Task instructions: Write out the entries below once more, exactly.

── Supplied records ──

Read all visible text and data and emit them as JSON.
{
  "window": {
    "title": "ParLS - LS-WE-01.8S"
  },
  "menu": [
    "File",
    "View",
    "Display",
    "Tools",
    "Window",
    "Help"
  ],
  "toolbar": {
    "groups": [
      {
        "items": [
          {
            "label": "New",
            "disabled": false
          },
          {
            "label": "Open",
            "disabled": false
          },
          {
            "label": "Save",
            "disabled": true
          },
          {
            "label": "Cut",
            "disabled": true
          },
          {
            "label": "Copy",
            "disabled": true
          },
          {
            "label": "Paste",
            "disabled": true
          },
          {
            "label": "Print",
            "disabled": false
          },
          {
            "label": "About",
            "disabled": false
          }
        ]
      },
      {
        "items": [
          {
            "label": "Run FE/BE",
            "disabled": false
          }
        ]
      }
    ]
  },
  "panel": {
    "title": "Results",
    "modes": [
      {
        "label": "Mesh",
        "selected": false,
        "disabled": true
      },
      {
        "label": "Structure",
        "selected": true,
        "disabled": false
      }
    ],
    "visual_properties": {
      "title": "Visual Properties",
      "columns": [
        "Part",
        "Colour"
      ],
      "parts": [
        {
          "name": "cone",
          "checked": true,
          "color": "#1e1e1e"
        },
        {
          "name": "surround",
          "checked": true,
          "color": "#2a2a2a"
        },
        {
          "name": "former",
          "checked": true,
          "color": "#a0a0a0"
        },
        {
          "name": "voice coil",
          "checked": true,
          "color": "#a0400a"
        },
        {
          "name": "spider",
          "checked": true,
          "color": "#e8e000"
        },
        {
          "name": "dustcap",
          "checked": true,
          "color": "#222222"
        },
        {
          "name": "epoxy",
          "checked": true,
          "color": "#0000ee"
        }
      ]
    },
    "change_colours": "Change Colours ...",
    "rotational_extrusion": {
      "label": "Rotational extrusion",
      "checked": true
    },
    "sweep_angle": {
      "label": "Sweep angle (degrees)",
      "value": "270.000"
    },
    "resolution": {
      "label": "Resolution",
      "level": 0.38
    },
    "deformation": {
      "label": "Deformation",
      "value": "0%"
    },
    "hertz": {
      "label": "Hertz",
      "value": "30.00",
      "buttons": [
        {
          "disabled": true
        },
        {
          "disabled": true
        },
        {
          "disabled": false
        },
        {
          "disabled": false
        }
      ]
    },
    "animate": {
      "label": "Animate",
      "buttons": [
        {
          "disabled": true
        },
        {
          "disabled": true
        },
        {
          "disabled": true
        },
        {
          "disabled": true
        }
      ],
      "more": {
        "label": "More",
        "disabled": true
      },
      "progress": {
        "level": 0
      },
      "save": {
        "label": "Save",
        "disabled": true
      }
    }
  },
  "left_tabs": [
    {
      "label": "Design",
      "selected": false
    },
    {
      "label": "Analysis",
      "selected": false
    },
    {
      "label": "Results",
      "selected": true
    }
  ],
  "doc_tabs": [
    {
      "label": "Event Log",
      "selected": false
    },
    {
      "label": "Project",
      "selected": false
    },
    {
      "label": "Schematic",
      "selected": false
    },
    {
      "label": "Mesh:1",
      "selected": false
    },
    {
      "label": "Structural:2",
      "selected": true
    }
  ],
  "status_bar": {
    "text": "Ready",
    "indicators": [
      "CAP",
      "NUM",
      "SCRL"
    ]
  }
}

───

Task output:
Read all visible text and data and emit them as JSON.
{
  "window": {
    "title": "ParLS - LS-WE-01.8S"
  },
  "menu": [
    "File",
    "View",
    "Display",
    "Tools",
    "Window",
    "Help"
  ],
  "toolbar": {
    "groups": [
      {
        "items": [
          {
            "label": "New",
            "disabled": false
          },
          {
            "label": "Open",
            "disabled": false
          },
          {
            "label": "Save",
            "disabled": true
          },
          {
            "label": "Cut",
            "disabled": true
          },
          {
            "label": "Copy",
            "disabled": true
          },
          {
            "label": "Paste",
            "disabled": true
          },
          {
            "label": "Print",
            "disabled": false
          },
          {
            "label": "About",
            "disabled": false
          }
        ]
      },
      {
        "items": [
          {
            "label": "Run FE/BE",
            "disabled": false
          }
        ]
      }
    ]
  },
  "panel": {
    "title": "Results",
    "modes": [
      {
        "label": "Mesh",
        "selected": false,
        "disabled": true
      },
      {
        "label": "Structure",
        "selected": true,
        "disabled": false
      }
    ],
    "visual_properties": {
      "title": "Visual Properties",
      "columns": [
        "Part",
        "Colour"
      ],
      "parts": [
        {
          "name": "cone",
          "checked": true,
          "color": "#1e1e1e"
        },
        {
          "name": "surround",
          "checked": true,
          "color": "#2a2a2a"
        },
        {
          "name": "former",
          "checked": true,
          "color": "#a0a0a0"
        },
        {
          "name": "voice coil",
          "checked": true,
          "color": "#a0400a"
        },
        {
          "name": "spider",
          "checked": true,
          "color": "#e8e000"
        },
        {
          "name": "dustcap",
          "checked": true,
          "color": "#222222"
        },
        {
          "name": "epoxy",
          "checked": true,
          "color": "#0000ee"
        }
      ]
    },
    "change_colours": "Change Colours ...",
    "rotational_extrusion": {
      "label": "Rotational extrusion",
      "checked": true
    },
    "sweep_angle": {
      "label": "Sweep angle (degrees)",
      "value": "270.000"
    },
    "resolution": {
      "label": "Resolution",
      "level": 0.38
    },
    "deformation": {
      "label": "Deformation",
      "value": "0%"
    },
    "hertz": {
      "label": "Hertz",
      "value": "30.00",
      "buttons": [
        {
          "disabled": true
        },
        {
          "disabled": true
        },
        {
          "disabled": false
        },
        {
          "disabled": false
        }
      ]
    },
    "animate": {
      "label": "Animate",
      "buttons": [
        {
          "disabled": true
        },
        {
          "disabled": true
        },
        {
          "disabled": true
        },
        {
          "disabled": true
        }
      ],
      "more": {
        "label": "More",
        "disabled": true
      },
      "progress": {
        "level": 0
      },
      "save": {
        "label": "Save",
        "disabled": true
      }
    }
  },
  "left_tabs": [
    {
      "label": "Design",
      "selected": false
    },
    {
      "label": "Analysis",
      "selected": false
    },
    {
      "label": "Results",
      "selected": true
    }
  ],
  "doc_tabs": [
    {
      "label": "Event Log",
      "selected": false
    },
    {
      "label": "Project",
      "selected": false
    },
    {
      "label": "Schematic",
      "selected": false
    },
    {
      "label": "Mesh:1",
      "selected": false
    },
    {
      "label": "Structural:2",
      "selected": true
    }
  ],
  "status_bar": {
    "text": "Ready",
    "indicators": [
      "CAP",
      "NUM",
      "SCRL"
    ]
  }
}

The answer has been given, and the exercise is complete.